Dataset records
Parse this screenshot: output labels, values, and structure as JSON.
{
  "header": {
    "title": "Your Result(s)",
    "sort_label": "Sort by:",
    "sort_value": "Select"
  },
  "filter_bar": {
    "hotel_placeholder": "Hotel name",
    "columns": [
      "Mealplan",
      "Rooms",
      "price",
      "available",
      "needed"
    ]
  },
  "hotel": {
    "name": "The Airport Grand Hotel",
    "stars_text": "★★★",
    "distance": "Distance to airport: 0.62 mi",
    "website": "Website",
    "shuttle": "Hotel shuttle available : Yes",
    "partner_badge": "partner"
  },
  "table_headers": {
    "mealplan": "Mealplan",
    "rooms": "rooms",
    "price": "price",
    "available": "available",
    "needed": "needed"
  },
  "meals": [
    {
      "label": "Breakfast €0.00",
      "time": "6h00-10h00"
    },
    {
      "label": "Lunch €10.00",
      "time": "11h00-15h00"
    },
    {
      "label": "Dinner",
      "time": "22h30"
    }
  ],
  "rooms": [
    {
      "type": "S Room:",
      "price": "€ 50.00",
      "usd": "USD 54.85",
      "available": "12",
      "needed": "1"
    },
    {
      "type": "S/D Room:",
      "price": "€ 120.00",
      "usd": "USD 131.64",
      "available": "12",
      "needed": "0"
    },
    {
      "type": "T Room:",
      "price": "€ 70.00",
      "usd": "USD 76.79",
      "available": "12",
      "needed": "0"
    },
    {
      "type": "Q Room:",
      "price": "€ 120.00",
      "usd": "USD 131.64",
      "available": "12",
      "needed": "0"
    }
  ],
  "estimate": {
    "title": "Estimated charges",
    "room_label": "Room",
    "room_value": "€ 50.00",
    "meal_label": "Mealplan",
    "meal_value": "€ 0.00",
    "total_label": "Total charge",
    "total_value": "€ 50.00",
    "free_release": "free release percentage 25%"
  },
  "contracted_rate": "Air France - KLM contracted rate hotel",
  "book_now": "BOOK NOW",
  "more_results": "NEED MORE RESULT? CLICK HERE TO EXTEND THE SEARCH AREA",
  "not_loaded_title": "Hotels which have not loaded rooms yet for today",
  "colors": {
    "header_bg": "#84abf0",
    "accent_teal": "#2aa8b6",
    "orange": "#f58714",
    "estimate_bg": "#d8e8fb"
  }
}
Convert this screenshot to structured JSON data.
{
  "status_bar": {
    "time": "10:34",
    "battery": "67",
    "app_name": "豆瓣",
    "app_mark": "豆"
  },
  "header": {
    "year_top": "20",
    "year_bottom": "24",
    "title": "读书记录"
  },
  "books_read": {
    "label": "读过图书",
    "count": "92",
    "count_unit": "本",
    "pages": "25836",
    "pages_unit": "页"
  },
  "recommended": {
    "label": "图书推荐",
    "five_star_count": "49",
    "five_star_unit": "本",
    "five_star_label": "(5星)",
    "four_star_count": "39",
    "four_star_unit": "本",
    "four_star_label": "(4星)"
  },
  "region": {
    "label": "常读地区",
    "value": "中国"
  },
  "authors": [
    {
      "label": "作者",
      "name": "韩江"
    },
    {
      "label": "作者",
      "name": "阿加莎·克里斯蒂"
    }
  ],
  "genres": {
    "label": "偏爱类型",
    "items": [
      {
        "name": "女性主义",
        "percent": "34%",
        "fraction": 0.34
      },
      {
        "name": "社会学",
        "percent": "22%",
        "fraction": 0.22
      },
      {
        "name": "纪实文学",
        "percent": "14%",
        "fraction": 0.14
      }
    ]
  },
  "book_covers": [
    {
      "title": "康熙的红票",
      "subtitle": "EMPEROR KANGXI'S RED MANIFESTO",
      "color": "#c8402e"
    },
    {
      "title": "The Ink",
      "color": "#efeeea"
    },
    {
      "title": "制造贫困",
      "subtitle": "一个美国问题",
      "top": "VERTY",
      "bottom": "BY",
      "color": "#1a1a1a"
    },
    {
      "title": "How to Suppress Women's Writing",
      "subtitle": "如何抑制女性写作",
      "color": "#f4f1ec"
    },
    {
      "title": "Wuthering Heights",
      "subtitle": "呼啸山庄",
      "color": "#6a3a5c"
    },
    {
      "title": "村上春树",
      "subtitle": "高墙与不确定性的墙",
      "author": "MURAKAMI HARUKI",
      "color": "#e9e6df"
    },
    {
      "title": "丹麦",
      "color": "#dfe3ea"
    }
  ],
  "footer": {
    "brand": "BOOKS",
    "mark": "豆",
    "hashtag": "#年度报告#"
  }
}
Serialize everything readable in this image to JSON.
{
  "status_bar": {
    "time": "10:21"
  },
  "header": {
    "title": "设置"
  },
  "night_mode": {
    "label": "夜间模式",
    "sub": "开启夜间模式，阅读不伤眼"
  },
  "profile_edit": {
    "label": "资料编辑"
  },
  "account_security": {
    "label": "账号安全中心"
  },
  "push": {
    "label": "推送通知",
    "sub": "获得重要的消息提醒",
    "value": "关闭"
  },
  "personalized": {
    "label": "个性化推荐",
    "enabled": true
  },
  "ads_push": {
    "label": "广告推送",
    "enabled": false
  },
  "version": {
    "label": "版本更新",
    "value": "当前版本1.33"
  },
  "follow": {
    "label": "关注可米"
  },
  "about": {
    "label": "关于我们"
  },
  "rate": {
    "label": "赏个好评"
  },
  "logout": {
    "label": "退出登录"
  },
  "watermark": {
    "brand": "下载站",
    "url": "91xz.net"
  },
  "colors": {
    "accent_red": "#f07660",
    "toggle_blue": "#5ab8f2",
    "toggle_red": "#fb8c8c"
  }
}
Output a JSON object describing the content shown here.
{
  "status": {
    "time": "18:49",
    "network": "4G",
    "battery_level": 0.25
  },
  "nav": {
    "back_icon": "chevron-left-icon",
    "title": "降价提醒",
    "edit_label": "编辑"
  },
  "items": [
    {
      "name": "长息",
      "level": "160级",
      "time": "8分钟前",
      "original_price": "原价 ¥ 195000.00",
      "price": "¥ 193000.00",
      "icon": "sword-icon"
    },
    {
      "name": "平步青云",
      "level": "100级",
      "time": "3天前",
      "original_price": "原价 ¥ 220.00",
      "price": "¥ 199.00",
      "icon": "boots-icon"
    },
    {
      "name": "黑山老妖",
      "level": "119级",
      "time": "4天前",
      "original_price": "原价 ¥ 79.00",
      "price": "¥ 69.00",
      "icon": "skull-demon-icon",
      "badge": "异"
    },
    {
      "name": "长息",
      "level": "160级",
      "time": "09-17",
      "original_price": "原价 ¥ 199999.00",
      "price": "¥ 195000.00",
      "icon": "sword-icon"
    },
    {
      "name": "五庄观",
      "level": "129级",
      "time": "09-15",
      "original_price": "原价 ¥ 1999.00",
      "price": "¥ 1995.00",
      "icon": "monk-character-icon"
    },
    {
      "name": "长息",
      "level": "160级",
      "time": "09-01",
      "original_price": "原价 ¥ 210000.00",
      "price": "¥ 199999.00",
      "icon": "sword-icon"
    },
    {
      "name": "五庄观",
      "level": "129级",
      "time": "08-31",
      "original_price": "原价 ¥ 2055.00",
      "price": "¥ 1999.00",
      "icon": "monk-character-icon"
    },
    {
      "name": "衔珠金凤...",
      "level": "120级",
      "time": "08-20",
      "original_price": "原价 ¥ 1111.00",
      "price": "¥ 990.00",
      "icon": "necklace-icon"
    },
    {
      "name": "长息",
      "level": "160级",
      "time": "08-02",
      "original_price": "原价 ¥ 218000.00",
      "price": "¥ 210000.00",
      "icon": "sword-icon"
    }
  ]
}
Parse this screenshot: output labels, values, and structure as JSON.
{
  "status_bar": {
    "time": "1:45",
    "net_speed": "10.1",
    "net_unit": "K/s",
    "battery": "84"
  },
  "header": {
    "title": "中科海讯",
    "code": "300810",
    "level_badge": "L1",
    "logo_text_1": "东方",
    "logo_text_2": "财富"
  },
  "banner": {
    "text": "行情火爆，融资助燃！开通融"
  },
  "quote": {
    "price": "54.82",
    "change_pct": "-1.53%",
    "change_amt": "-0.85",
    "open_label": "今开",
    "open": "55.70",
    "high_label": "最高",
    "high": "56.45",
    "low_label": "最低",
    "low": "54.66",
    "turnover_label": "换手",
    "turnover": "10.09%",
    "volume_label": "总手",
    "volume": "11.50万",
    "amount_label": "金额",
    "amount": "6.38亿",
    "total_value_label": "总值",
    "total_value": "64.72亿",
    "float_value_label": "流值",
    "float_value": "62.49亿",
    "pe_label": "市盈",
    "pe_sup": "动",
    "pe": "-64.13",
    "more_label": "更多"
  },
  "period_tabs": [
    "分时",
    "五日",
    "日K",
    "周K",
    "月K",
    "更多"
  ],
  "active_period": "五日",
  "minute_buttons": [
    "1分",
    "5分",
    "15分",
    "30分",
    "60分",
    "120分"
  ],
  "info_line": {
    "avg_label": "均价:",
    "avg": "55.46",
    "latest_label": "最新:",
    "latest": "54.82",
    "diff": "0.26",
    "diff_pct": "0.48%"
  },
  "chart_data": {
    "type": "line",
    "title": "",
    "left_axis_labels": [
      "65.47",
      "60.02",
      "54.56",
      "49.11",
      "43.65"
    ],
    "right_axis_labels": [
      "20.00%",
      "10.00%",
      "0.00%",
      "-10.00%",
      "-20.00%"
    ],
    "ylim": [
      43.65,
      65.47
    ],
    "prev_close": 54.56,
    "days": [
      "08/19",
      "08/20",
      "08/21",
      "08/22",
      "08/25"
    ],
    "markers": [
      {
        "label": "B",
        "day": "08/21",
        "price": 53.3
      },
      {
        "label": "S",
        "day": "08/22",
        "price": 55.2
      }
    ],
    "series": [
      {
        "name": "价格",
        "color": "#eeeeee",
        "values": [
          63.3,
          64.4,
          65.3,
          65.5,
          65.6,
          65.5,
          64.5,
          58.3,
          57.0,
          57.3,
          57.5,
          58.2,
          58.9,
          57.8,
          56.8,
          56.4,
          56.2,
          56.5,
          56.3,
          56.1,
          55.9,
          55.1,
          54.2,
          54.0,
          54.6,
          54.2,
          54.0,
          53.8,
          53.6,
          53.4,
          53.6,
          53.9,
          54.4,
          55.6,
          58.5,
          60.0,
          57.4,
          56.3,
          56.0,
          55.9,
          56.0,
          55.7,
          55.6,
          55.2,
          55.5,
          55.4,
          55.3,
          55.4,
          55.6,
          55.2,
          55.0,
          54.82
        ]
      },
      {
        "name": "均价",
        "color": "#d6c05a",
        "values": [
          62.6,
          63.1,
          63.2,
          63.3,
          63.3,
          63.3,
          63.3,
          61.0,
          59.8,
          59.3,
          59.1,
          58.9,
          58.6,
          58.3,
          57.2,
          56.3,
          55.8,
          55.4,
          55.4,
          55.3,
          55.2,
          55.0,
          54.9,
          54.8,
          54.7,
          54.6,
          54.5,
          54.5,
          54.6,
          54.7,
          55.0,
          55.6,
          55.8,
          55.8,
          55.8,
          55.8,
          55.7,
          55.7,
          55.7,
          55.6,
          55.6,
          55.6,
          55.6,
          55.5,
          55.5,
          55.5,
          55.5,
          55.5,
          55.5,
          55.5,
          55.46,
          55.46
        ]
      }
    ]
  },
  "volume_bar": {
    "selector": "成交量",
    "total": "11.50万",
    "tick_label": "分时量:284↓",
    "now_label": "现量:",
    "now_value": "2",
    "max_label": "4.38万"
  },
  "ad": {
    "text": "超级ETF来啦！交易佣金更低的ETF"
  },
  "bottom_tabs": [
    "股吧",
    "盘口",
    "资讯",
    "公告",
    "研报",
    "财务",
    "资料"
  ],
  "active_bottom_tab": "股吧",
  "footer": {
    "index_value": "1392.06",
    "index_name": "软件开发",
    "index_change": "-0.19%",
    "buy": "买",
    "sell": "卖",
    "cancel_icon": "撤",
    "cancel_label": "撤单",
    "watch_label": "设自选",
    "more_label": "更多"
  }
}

> [THE EXERCISE]
Report only the number of lines in the data above that contain "type".

> [RESULT FOR THIS EXERCISE]
5